-- BEGIN Given records --

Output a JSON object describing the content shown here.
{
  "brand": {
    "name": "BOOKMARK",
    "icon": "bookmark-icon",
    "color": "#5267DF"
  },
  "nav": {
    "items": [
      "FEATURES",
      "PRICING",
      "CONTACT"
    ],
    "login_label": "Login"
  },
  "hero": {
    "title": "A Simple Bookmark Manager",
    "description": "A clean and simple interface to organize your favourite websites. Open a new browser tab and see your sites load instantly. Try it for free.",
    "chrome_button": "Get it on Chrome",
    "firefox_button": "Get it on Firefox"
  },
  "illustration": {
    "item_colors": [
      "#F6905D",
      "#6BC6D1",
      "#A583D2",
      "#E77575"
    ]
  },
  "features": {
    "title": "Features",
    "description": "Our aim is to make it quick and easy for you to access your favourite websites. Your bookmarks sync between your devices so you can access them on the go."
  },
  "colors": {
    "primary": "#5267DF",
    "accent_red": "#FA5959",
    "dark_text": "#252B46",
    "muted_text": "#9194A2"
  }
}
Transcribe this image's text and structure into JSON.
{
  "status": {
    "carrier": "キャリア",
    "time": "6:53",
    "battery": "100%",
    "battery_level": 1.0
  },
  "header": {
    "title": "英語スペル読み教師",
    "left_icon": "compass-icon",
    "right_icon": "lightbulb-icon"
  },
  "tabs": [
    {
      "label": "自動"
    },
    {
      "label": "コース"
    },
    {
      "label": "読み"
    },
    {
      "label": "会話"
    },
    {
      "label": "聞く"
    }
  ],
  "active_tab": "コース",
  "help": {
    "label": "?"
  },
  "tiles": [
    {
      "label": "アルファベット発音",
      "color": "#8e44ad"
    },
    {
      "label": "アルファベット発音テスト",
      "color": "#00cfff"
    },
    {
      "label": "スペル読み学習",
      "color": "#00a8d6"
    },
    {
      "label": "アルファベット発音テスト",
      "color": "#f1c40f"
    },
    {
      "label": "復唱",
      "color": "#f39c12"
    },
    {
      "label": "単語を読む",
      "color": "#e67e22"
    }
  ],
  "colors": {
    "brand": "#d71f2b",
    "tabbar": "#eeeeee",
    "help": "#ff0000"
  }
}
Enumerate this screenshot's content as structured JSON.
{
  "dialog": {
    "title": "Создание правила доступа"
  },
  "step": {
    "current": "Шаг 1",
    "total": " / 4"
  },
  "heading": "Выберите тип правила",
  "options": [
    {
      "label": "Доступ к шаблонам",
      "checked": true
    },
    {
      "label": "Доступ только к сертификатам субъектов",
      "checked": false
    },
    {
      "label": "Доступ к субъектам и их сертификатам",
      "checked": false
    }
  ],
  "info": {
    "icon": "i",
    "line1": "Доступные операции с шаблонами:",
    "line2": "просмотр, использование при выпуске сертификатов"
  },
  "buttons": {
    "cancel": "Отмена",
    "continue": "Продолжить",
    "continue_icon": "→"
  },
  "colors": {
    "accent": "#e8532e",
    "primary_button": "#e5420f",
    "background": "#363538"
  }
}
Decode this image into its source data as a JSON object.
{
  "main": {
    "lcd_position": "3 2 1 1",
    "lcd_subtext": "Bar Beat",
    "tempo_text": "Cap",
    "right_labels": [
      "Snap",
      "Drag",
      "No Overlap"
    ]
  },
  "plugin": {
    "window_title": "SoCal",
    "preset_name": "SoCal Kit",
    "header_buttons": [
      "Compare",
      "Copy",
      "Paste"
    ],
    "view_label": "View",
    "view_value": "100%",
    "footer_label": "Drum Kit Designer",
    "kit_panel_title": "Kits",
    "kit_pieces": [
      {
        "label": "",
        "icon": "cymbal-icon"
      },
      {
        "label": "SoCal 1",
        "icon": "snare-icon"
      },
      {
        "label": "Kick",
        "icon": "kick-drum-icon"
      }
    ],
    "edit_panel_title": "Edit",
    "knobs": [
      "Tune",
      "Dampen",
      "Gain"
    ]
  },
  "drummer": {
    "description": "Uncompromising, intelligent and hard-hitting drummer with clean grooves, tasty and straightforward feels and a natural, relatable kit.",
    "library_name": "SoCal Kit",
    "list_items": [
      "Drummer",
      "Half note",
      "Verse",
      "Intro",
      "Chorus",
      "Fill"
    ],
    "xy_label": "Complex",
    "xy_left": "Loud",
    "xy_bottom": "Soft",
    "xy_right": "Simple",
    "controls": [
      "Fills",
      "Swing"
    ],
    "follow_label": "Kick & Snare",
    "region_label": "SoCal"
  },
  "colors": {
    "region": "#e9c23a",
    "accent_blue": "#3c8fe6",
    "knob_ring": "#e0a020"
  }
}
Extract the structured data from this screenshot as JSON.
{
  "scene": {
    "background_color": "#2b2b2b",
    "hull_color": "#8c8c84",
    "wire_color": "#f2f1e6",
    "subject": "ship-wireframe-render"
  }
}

-- END Given records --

Task goal
Using the data above, return each line exactly as written.

Answer to the exercise
Output a JSON object describing the content shown here.
{
  "brand": {
    "name": "BOOKMARK",
    "icon": "bookmark-icon",
    "color": "#5267DF"
  },
  "nav": {
    "items": [
      "FEATURES",
      "PRICING",
      "CONTACT"
    ],
    "login_label": "Login"
  },
  "hero": {
    "title": "A Simple Bookmark Manager",
    "description": "A clean and simple interface to organize your favourite websites. Open a new browser tab and see your sites load instantly. Try it for free.",
    "chrome_button": "Get it on Chrome",
    "firefox_button": "Get it on Firefox"
  },
  "illustration": {
    "item_colors": [
      "#F6905D",
      "#6BC6D1",
      "#A583D2",
      "#E77575"
    ]
  },
  "features": {
    "title": "Features",
    "description": "Our aim is to make it quick and easy for you to access your favourite websites. Your bookmarks sync between your devices so you can access them on the go."
  },
  "colors": {
    "primary": "#5267DF",
    "accent_red": "#FA5959",
    "dark_text": "#252B46",
    "muted_text": "#9194A2"
  }
}
Transcribe this image's text and structure into JSON.
{
  "status": {
    "carrier": "キャリア",
    "time": "6:53",
    "battery": "100%",
    "battery_level": 1.0
  },
  "header": {
    "title": "英語スペル読み教師",
    "left_icon": "compass-icon",
    "right_icon": "lightbulb-icon"
  },
  "tabs": [
    {
      "label": "自動"
    },
    {
      "label": "コース"
    },
    {
      "label": "読み"
    },
    {
      "label": "会話"
    },
    {
      "label": "聞く"
    }
  ],
  "active_tab": "コース",
  "help": {
    "label": "?"
  },
  "tiles": [
    {
      "label": "アルファベット発音",
      "color": "#8e44ad"
    },
    {
      "label": "アルファベット発音テスト",
      "color": "#00cfff"
    },
    {
      "label": "スペル読み学習",
      "color": "#00a8d6"
    },
    {
      "label": "アルファベット発音テスト",
      "color": "#f1c40f"
    },
    {
      "label": "復唱",
      "color": "#f39c12"
    },
    {
      "label": "単語を読む",
      "color": "#e67e22"
    }
  ],
  "colors": {
    "brand": "#d71f2b",
    "tabbar": "#eeeeee",
    "help": "#ff0000"
  }
}
Enumerate this screenshot's content as structured JSON.
{
  "dialog": {
    "title": "Создание правила доступа"
  },
  "step": {
    "current": "Шаг 1",
    "total": " / 4"
  },
  "heading": "Выберите тип правила",
  "options": [
    {
      "label": "Доступ к шаблонам",
      "checked": true
    },
    {
      "label": "Доступ только к сертификатам субъектов",
      "checked": false
    },
    {
      "label": "Доступ к субъектам и их сертификатам",
      "checked": false
    }
  ],
  "info": {
    "icon": "i",
    "line1": "Доступные операции с шаблонами:",
    "line2": "просмотр, использование при выпуске сертификатов"
  },
  "buttons": {
    "cancel": "Отмена",
    "continue": "Продолжить",
    "continue_icon": "→"
  },
  "colors": {
    "accent": "#e8532e",
    "primary_button": "#e5420f",
    "background": "#363538"
  }
}
Decode this image into its source data as a JSON object.
{
  "main": {
    "lcd_position": "3 2 1 1",
    "lcd_subtext": "Bar Beat",
    "tempo_text": "Cap",
    "right_labels": [
      "Snap",
      "Drag",
      "No Overlap"
    ]
  },
  "plugin": {
    "window_title": "SoCal",
    "preset_name": "SoCal Kit",
    "header_buttons": [
      "Compare",
      "Copy",
      "Paste"
    ],
    "view_label": "View",
    "view_value": "100%",
    "footer_label": "Drum Kit Designer",
    "kit_panel_title": "Kits",
    "kit_pieces": [
      {
        "label": "",
        "icon": "cymbal-icon"
      },
      {
        "label": "SoCal 1",
        "icon": "snare-icon"
      },
      {
        "label": "Kick",
        "icon": "kick-drum-icon"
      }
    ],
    "edit_panel_title": "Edit",
    "knobs": [
      "Tune",
      "Dampen",
      "Gain"
    ]
  },
  "drummer": {
    "description": "Uncompromising, intelligent and hard-hitting drummer with clean grooves, tasty and straightforward feels and a natural, relatable kit.",
    "library_name": "SoCal Kit",
    "list_items": [
      "Drummer",
      "Half note",
      "Verse",
      "Intro",
      "Chorus",
      "Fill"
    ],
    "xy_label": "Complex",
    "xy_left": "Loud",
    "xy_bottom": "Soft",
    "xy_right": "Simple",
    "controls": [
      "Fills",
      "Swing"
    ],
    "follow_label": "Kick & Snare",
    "region_label": "SoCal"
  },
  "colors": {
    "region": "#e9c23a",
    "accent_blue": "#3c8fe6",
    "knob_ring": "#e0a020"
  }
}
Extract the structured data from this screenshot as JSON.
{
  "scene": {
    "background_color": "#2b2b2b",
    "hull_color": "#8c8c84",
    "wire_color": "#f2f1e6",
    "subject": "ship-wireframe-render"
  }
}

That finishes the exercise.